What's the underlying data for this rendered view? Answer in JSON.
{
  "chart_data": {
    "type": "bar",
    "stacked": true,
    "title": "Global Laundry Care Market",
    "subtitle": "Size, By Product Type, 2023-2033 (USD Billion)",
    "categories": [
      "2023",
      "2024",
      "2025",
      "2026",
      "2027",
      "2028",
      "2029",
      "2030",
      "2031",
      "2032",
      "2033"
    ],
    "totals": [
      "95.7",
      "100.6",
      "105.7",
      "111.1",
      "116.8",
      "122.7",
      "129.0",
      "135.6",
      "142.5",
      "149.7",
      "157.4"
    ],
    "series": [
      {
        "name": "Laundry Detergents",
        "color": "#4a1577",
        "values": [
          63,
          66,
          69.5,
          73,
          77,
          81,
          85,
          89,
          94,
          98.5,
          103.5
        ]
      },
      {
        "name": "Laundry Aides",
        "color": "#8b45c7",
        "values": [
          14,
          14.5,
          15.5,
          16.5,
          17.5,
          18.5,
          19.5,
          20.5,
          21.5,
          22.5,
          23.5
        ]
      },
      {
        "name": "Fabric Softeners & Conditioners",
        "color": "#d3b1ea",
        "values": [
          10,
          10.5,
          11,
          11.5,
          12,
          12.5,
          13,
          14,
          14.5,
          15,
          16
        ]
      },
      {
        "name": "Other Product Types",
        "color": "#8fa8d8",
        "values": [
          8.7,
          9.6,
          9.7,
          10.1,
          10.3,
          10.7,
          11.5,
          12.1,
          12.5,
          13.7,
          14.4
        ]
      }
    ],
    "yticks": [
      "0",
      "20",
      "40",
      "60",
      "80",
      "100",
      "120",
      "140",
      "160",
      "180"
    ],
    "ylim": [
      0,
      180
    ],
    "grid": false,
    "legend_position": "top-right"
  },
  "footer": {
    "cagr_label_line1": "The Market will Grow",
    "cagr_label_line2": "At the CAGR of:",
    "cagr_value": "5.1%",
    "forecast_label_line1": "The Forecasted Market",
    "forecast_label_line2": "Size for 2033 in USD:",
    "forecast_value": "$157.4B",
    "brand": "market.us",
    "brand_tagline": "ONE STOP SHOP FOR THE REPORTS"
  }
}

•••

Requirements
Transcribe every entry exactly, omitting nothing.

Full answer
What's the underlying data for this rendered view? Answer in JSON.
{
  "chart_data": {
    "type": "bar",
    "stacked": true,
    "title": "Global Laundry Care Market",
    "subtitle": "Size, By Product Type, 2023-2033 (USD Billion)",
    "categories": [
      "2023",
      "2024",
      "2025",
      "2026",
      "2027",
      "2028",
      "2029",
      "2030",
      "2031",
      "2032",
      "2033"
    ],
    "totals": [
      "95.7",
      "100.6",
      "105.7",
      "111.1",
      "116.8",
      "122.7",
      "129.0",
      "135.6",
      "142.5",
      "149.7",
      "157.4"
    ],
    "series": [
      {
        "name": "Laundry Detergents",
        "color": "#4a1577",
        "values": [
          63,
          66,
          69.5,
          73,
          77,
          81,
          85,
          89,
          94,
          98.5,
          103.5
        ]
      },
      {
        "name": "Laundry Aides",
        "color": "#8b45c7",
        "values": [
          14,
          14.5,
          15.5,
          16.5,
          17.5,
          18.5,
          19.5,
          20.5,
          21.5,
          22.5,
          23.5
        ]
      },
      {
        "name": "Fabric Softeners & Conditioners",
        "color": "#d3b1ea",
        "values": [
          10,
          10.5,
          11,
          11.5,
          12,
          12.5,
          13,
          14,
          14.5,
          15,
          16
        ]
      },
      {
        "name": "Other Product Types",
        "color": "#8fa8d8",
        "values": [
          8.7,
          9.6,
          9.7,
          10.1,
          10.3,
          10.7,
          11.5,
          12.1,
          12.5,
          13.7,
          14.4
        ]
      }
    ],
    "yticks": [
      "0",
      "20",
      "40",
      "60",
      "80",
      "100",
      "120",
      "140",
      "160",
      "180"
    ],
    "ylim": [
      0,
      180
    ],
    "grid": false,
    "legend_position": "top-right"
  },
  "footer": {
    "cagr_label_line1": "The Market will Grow",
    "cagr_label_line2": "At the CAGR of:",
    "cagr_value": "5.1%",
    "forecast_label_line1": "The Forecasted Market",
    "forecast_label_line2": "Size for 2033 in USD:",
    "forecast_value": "$157.4B",
    "brand": "market.us",
    "brand_tagline": "ONE STOP SHOP FOR THE REPORTS"
  }
}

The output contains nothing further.